#### [EXERCISE TASK]
With the images removed, repeat the data below exactly.

#### [DATA TO PROCESS]

_ _ _ _ _

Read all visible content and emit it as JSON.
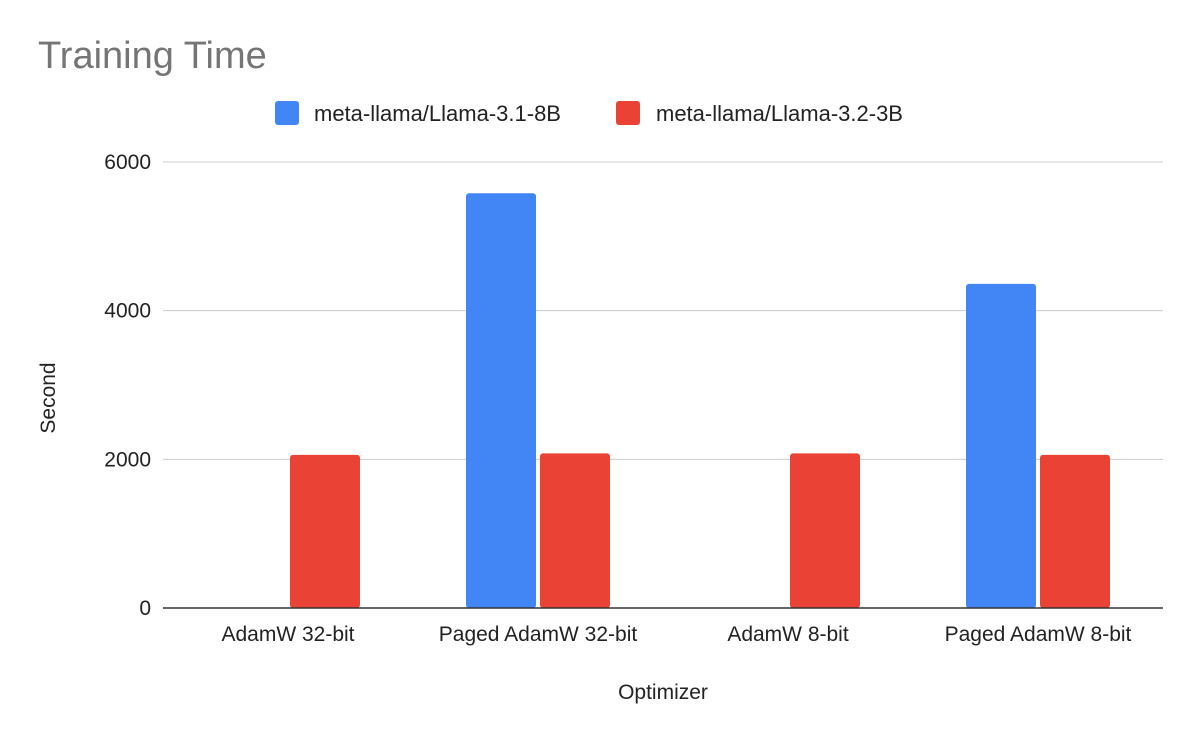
{
  "chart_data": {
    "type": "bar",
    "title": "Training Time",
    "xlabel": "Optimizer",
    "ylabel": "Second",
    "categories": [
      "AdamW 32-bit",
      "Paged AdamW 32-bit",
      "AdamW 8-bit",
      "Paged AdamW 8-bit"
    ],
    "series": [
      {
        "name": "meta-llama/Llama-3.1-8B",
        "color": "#4285f4",
        "values": [
          null,
          5580,
          null,
          4360
        ]
      },
      {
        "name": "meta-llama/Llama-3.2-3B",
        "color": "#ea4335",
        "values": [
          2060,
          2080,
          2080,
          2060
        ]
      }
    ],
    "ylim": [
      0,
      6000
    ],
    "yticks": [
      0,
      2000,
      4000,
      6000
    ],
    "grid": true,
    "legend_position": "top"
  }
}
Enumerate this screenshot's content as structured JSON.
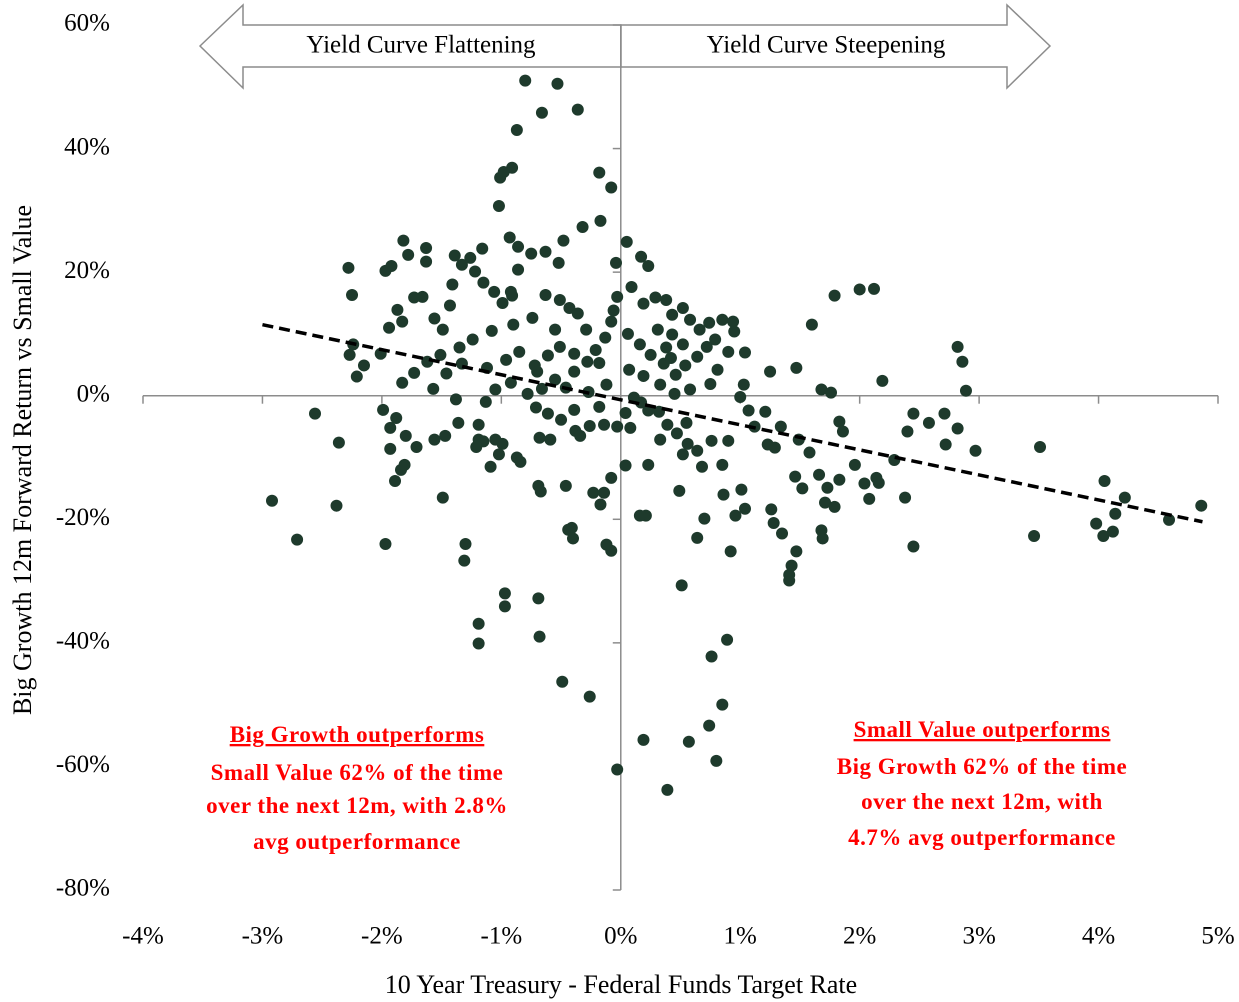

_ _ _ _ _

#### [ANSWER TO THE TASK]
Read all visible content and emit it as JSON.
{
  "chart_data": {
    "type": "bar",
    "title": "Training Time",
    "xlabel": "Optimizer",
    "ylabel": "Second",
    "categories": [
      "AdamW 32-bit",
      "Paged AdamW 32-bit",
      "AdamW 8-bit",
      "Paged AdamW 8-bit"
    ],
    "series": [
      {
        "name": "meta-llama/Llama-3.1-8B",
        "color": "#4285f4",
        "values": [
          null,
          5580,
          null,
          4360
        ]
      },
      {
        "name": "meta-llama/Llama-3.2-3B",
        "color": "#ea4335",
        "values": [
          2060,
          2080,
          2080,
          2060
        ]
      }
    ],
    "ylim": [
      0,
      6000
    ],
    "yticks": [
      0,
      2000,
      4000,
      6000
    ],
    "grid": true,
    "legend_position": "top"
  }
}
Enumerate this screenshot's content as structured JSON.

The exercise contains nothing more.